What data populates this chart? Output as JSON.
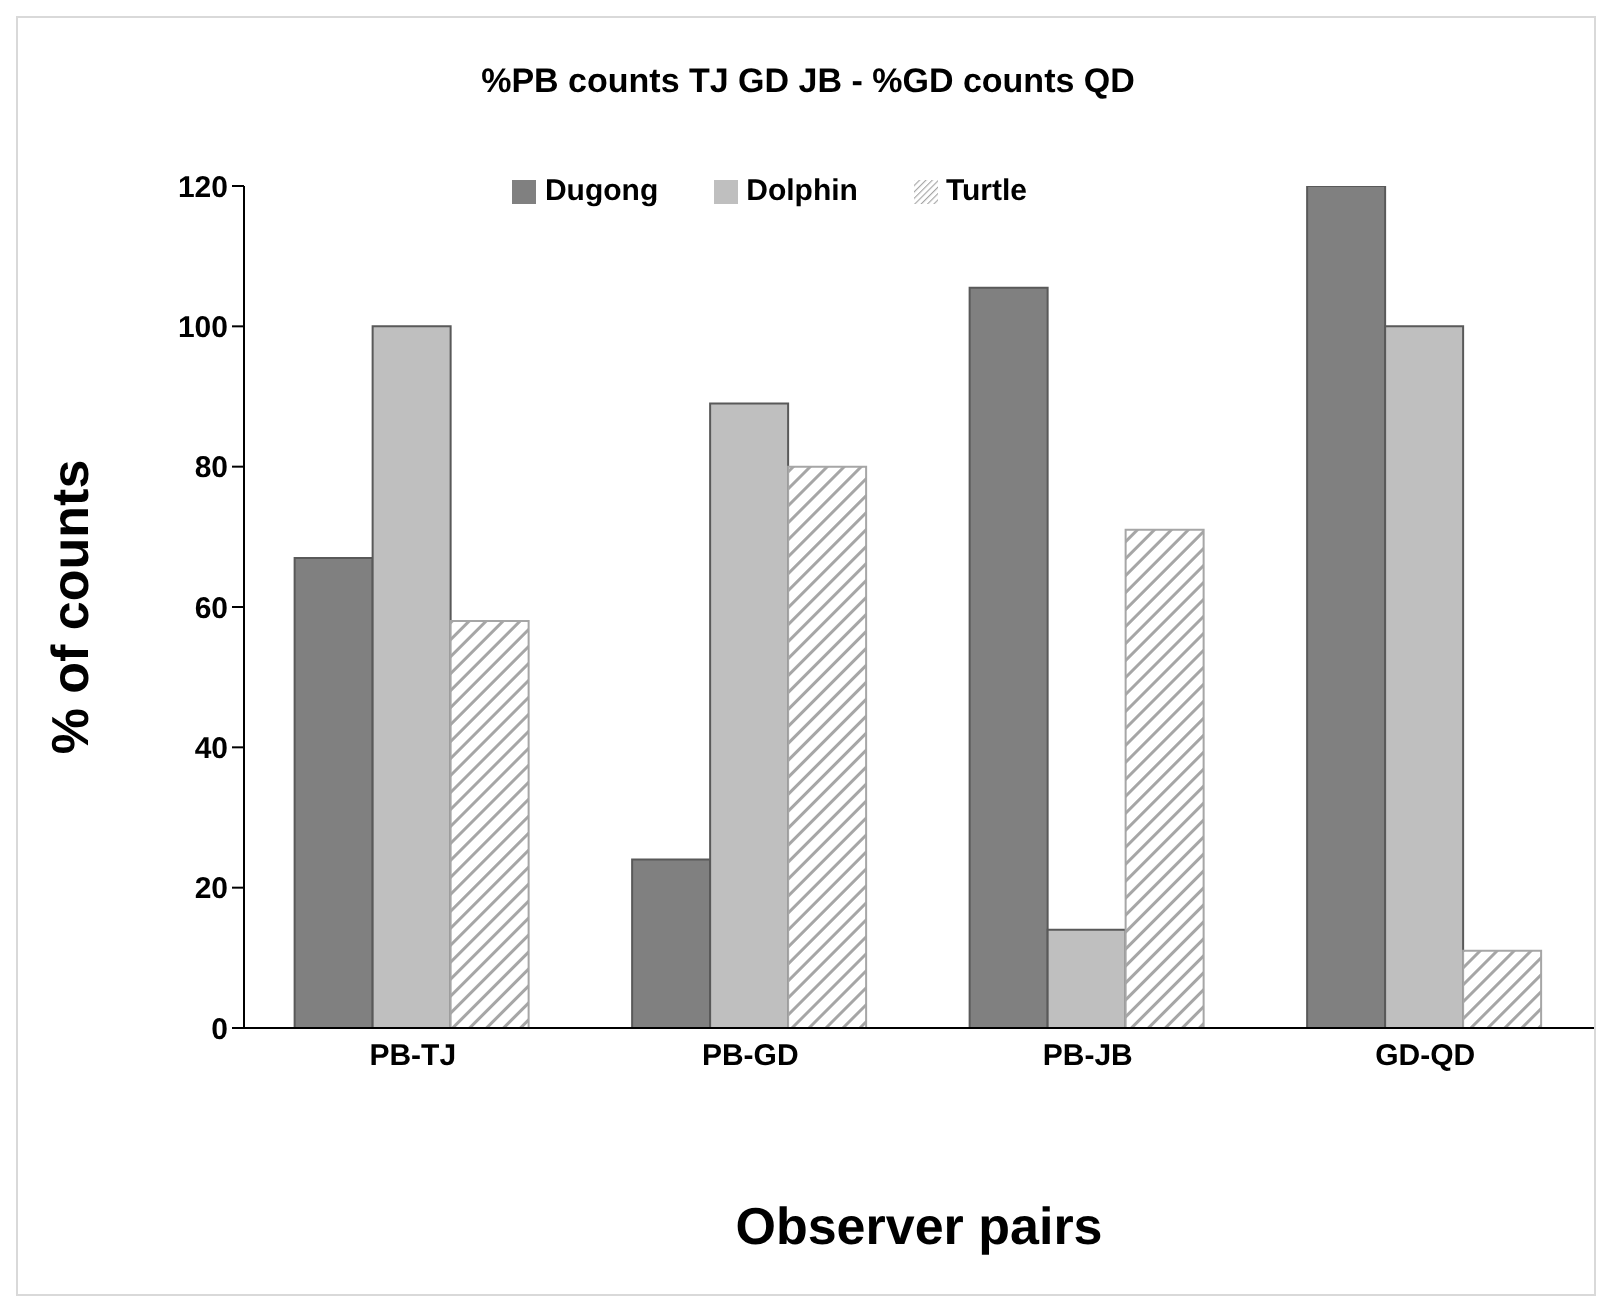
{
  "chart_data": {
    "type": "bar",
    "title": "%PB counts TJ GD JB - %GD counts QD",
    "xlabel": "Observer pairs",
    "ylabel": "% of counts",
    "categories": [
      "PB-TJ",
      "PB-GD",
      "PB-JB",
      "GD-QD"
    ],
    "series": [
      {
        "name": "Dugong",
        "color": "#808080",
        "values": [
          67,
          24,
          105.5,
          120
        ]
      },
      {
        "name": "Dolphin",
        "color": "#bfbfbf",
        "values": [
          100,
          89,
          14,
          100
        ]
      },
      {
        "name": "Turtle",
        "color": "#a6a6a6",
        "values": [
          58,
          80,
          71,
          11
        ]
      }
    ],
    "ylim": [
      0,
      120
    ],
    "yticks": [
      0,
      20,
      40,
      60,
      80,
      100,
      120
    ],
    "grid": false,
    "legend": "top"
  }
}
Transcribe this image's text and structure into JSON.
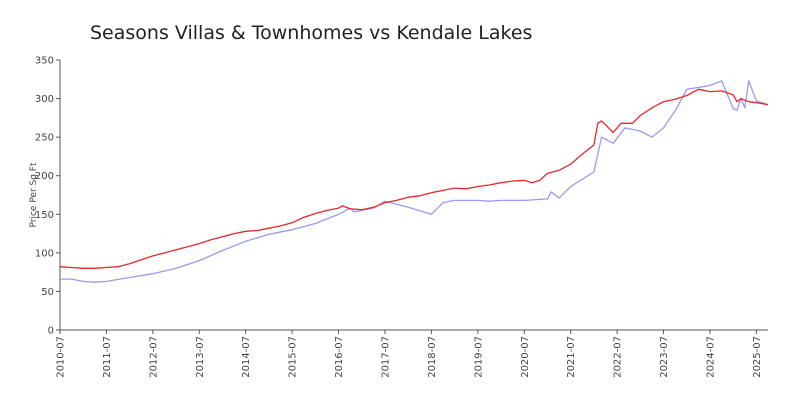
{
  "chart_data": {
    "type": "line",
    "title": "Seasons Villas & Townhomes vs Kendale Lakes",
    "xlabel": "",
    "ylabel": "Price Per Sq Ft",
    "ylim": [
      0,
      350
    ],
    "yticks": [
      0,
      50,
      100,
      150,
      200,
      250,
      300,
      350
    ],
    "xlim": [
      "2010-07",
      "2025-10"
    ],
    "xticks": [
      "2010-07",
      "2011-07",
      "2012-07",
      "2013-07",
      "2014-07",
      "2015-07",
      "2016-07",
      "2017-07",
      "2018-07",
      "2019-07",
      "2020-07",
      "2021-07",
      "2022-07",
      "2023-07",
      "2024-07",
      "2025-07"
    ],
    "grid": false,
    "legend": "none",
    "series": [
      {
        "color": "#e8262a",
        "points": [
          [
            "2010-07",
            82
          ],
          [
            "2010-10",
            81
          ],
          [
            "2011-01",
            80
          ],
          [
            "2011-04",
            80
          ],
          [
            "2011-07",
            81
          ],
          [
            "2011-10",
            82
          ],
          [
            "2012-01",
            86
          ],
          [
            "2012-04",
            91
          ],
          [
            "2012-07",
            96
          ],
          [
            "2012-10",
            100
          ],
          [
            "2013-01",
            104
          ],
          [
            "2013-04",
            108
          ],
          [
            "2013-07",
            112
          ],
          [
            "2013-10",
            117
          ],
          [
            "2014-01",
            121
          ],
          [
            "2014-04",
            125
          ],
          [
            "2014-07",
            128
          ],
          [
            "2014-10",
            129
          ],
          [
            "2015-01",
            132
          ],
          [
            "2015-04",
            135
          ],
          [
            "2015-07",
            139
          ],
          [
            "2015-10",
            146
          ],
          [
            "2016-01",
            151
          ],
          [
            "2016-04",
            155
          ],
          [
            "2016-07",
            158
          ],
          [
            "2016-08",
            161
          ],
          [
            "2016-10",
            157
          ],
          [
            "2017-01",
            156
          ],
          [
            "2017-04",
            159
          ],
          [
            "2017-07",
            165
          ],
          [
            "2017-10",
            168
          ],
          [
            "2018-01",
            172
          ],
          [
            "2018-04",
            174
          ],
          [
            "2018-07",
            178
          ],
          [
            "2018-10",
            181
          ],
          [
            "2019-01",
            184
          ],
          [
            "2019-04",
            183
          ],
          [
            "2019-07",
            186
          ],
          [
            "2019-10",
            188
          ],
          [
            "2020-01",
            191
          ],
          [
            "2020-04",
            193
          ],
          [
            "2020-07",
            194
          ],
          [
            "2020-09",
            191
          ],
          [
            "2020-11",
            194
          ],
          [
            "2021-01",
            203
          ],
          [
            "2021-04",
            207
          ],
          [
            "2021-07",
            215
          ],
          [
            "2021-10",
            228
          ],
          [
            "2022-01",
            240
          ],
          [
            "2022-02",
            268
          ],
          [
            "2022-03",
            271
          ],
          [
            "2022-04",
            266
          ],
          [
            "2022-06",
            256
          ],
          [
            "2022-08",
            268
          ],
          [
            "2022-11",
            268
          ],
          [
            "2023-01",
            278
          ],
          [
            "2023-04",
            288
          ],
          [
            "2023-07",
            296
          ],
          [
            "2023-10",
            299
          ],
          [
            "2024-01",
            304
          ],
          [
            "2024-04",
            312
          ],
          [
            "2024-07",
            309
          ],
          [
            "2024-10",
            310
          ],
          [
            "2025-01",
            305
          ],
          [
            "2025-02",
            296
          ],
          [
            "2025-03",
            300
          ],
          [
            "2025-05",
            296
          ],
          [
            "2025-08",
            294
          ],
          [
            "2025-10",
            292
          ]
        ]
      },
      {
        "color": "#9a9af0",
        "points": [
          [
            "2010-07",
            66
          ],
          [
            "2010-10",
            66
          ],
          [
            "2011-01",
            63
          ],
          [
            "2011-04",
            62
          ],
          [
            "2011-07",
            63
          ],
          [
            "2012-01",
            68
          ],
          [
            "2012-07",
            73
          ],
          [
            "2013-01",
            80
          ],
          [
            "2013-07",
            90
          ],
          [
            "2014-01",
            103
          ],
          [
            "2014-07",
            115
          ],
          [
            "2015-01",
            124
          ],
          [
            "2015-07",
            130
          ],
          [
            "2016-01",
            138
          ],
          [
            "2016-07",
            150
          ],
          [
            "2016-10",
            158
          ],
          [
            "2016-11",
            153
          ],
          [
            "2017-01",
            155
          ],
          [
            "2017-04",
            158
          ],
          [
            "2017-07",
            167
          ],
          [
            "2018-01",
            159
          ],
          [
            "2018-07",
            150
          ],
          [
            "2018-10",
            165
          ],
          [
            "2019-01",
            168
          ],
          [
            "2019-07",
            168
          ],
          [
            "2019-10",
            167
          ],
          [
            "2020-01",
            168
          ],
          [
            "2020-07",
            168
          ],
          [
            "2020-10",
            169
          ],
          [
            "2021-01",
            170
          ],
          [
            "2021-02",
            179
          ],
          [
            "2021-04",
            171
          ],
          [
            "2021-07",
            186
          ],
          [
            "2022-01",
            205
          ],
          [
            "2022-03",
            250
          ],
          [
            "2022-06",
            242
          ],
          [
            "2022-09",
            262
          ],
          [
            "2023-01",
            258
          ],
          [
            "2023-04",
            250
          ],
          [
            "2023-07",
            262
          ],
          [
            "2023-10",
            284
          ],
          [
            "2024-01",
            312
          ],
          [
            "2024-07",
            317
          ],
          [
            "2024-10",
            323
          ],
          [
            "2025-01",
            287
          ],
          [
            "2025-02",
            285
          ],
          [
            "2025-03",
            300
          ],
          [
            "2025-04",
            288
          ],
          [
            "2025-05",
            323
          ],
          [
            "2025-07",
            297
          ],
          [
            "2025-10",
            292
          ]
        ]
      }
    ]
  }
}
━━━━━━
* EXERCISE DETAILS
Read through the lines above and collect those that contain the string "counts".

* REPLY
    "title": "%PB counts TJ GD JB - %GD counts QD",
    "ylabel": "% of counts",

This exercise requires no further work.